[Start Data provided]
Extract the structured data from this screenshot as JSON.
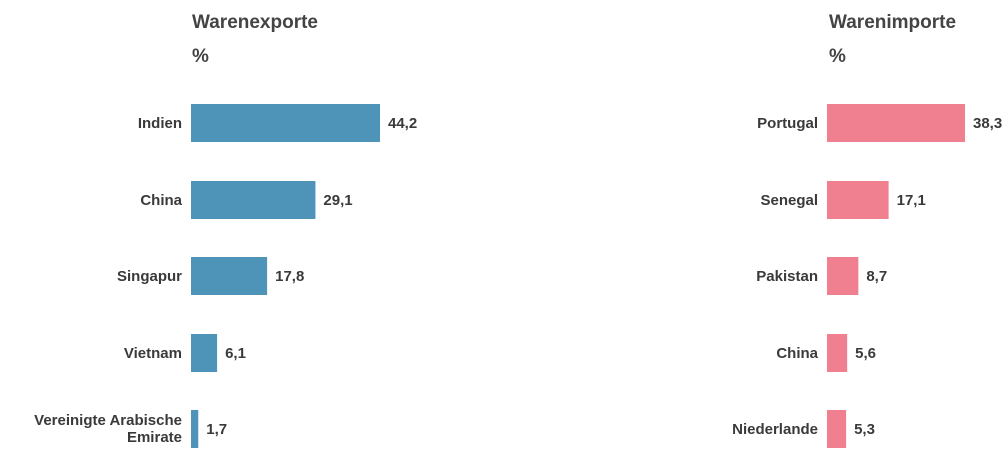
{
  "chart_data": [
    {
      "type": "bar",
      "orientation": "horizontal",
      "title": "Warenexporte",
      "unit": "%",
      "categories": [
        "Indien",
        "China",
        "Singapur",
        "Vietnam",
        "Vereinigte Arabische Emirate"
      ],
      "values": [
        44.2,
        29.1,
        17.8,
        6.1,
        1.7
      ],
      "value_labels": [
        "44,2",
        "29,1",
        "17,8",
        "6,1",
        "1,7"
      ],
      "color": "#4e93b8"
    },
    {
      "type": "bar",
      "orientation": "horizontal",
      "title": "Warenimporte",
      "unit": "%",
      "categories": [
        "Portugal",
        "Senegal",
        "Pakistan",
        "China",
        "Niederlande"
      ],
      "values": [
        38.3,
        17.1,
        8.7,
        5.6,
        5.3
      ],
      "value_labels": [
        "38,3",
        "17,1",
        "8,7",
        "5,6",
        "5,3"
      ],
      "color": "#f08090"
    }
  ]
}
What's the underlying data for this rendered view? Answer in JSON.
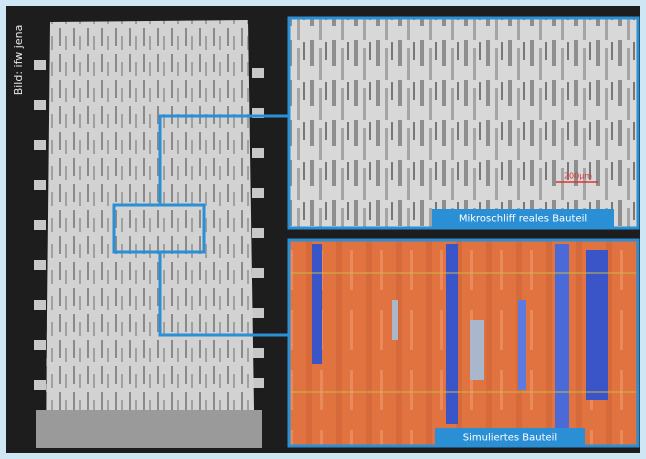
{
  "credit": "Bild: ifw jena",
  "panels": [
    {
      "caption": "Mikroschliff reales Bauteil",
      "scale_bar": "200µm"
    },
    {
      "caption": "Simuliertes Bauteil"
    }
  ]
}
[End Data provided]
[Start Data provided]
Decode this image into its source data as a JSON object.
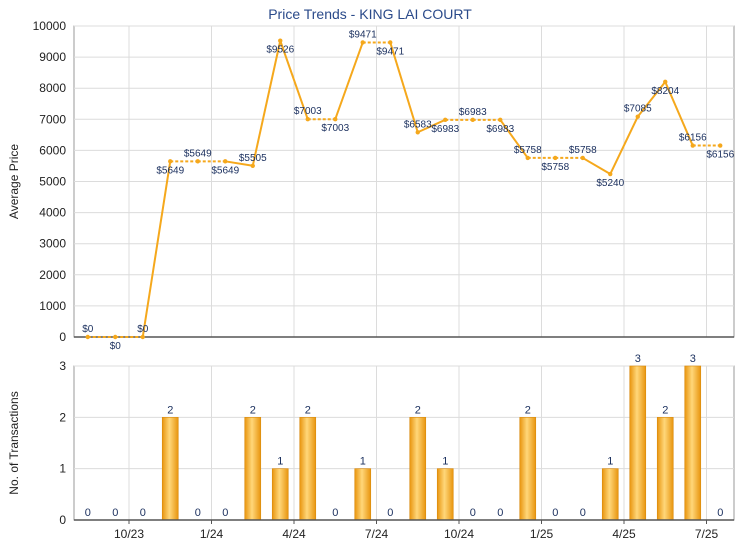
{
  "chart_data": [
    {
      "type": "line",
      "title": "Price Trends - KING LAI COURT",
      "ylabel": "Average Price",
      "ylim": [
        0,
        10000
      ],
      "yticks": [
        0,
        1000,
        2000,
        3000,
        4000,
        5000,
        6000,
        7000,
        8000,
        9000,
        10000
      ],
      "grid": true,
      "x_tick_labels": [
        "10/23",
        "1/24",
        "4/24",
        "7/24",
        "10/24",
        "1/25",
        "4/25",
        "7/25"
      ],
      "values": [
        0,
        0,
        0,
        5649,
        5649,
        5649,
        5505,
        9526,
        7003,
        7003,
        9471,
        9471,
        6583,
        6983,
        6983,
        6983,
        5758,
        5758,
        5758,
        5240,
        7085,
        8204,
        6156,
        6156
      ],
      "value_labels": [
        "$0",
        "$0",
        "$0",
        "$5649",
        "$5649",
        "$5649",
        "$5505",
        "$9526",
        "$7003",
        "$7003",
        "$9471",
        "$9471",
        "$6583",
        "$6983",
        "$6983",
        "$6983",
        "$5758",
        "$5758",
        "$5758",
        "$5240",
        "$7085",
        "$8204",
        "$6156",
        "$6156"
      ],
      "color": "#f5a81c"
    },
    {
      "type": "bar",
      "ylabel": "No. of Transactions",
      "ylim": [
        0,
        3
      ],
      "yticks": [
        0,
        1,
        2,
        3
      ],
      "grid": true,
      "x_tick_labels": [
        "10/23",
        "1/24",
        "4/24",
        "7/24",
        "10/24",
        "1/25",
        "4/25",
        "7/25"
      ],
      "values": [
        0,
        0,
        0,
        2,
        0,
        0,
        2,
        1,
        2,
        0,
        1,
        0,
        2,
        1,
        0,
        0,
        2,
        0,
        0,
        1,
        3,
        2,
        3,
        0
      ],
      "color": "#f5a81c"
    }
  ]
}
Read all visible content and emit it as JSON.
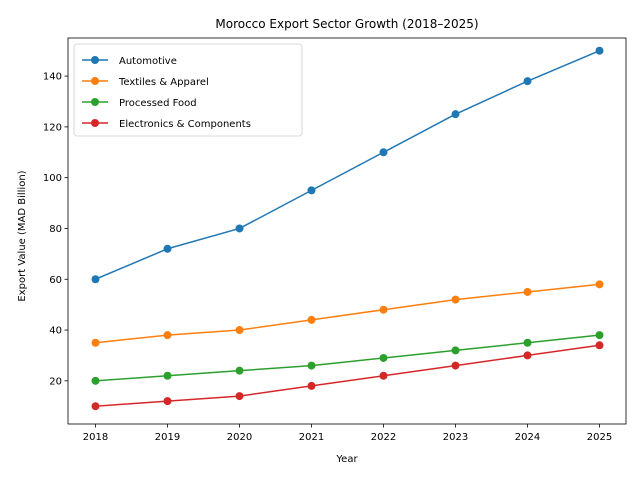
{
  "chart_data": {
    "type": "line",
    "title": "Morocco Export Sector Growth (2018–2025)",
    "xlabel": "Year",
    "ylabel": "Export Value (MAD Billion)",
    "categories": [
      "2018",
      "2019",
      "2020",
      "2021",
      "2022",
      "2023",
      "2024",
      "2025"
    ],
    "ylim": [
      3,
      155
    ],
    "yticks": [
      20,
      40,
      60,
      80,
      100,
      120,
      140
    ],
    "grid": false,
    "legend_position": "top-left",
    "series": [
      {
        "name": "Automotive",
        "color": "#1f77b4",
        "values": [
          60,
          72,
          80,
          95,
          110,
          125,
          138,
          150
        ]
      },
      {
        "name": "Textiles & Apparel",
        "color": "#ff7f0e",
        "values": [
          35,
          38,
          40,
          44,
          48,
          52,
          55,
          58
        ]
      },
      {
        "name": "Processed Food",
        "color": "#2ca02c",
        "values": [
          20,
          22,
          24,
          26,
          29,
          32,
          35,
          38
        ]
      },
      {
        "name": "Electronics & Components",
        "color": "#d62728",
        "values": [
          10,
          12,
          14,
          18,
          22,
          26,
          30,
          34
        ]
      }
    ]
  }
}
[End Data provided]
[Start Data provided]
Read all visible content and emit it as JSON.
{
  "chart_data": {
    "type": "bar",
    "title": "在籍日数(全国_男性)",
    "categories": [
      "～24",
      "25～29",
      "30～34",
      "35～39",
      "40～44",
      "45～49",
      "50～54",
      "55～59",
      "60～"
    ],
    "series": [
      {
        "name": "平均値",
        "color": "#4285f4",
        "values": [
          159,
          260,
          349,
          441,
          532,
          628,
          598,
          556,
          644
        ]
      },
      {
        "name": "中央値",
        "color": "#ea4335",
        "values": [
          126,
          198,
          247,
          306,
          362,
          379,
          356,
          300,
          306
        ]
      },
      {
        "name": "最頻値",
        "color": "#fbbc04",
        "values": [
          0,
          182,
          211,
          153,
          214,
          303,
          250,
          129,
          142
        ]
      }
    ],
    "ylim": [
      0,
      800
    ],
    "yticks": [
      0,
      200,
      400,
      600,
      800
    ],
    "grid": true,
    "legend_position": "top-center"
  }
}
[End Data provided]
What you will do
Which lines contain the word "JSON"? Copy each one.

Answer for the task
Extract the structured data from this screenshot as JSON.
What's the underlying data for this rendered view? Answer in JSON.
Decode this image into its source data as a JSON object.
Read all visible content and emit it as JSON.
Read all visible content and emit it as JSON.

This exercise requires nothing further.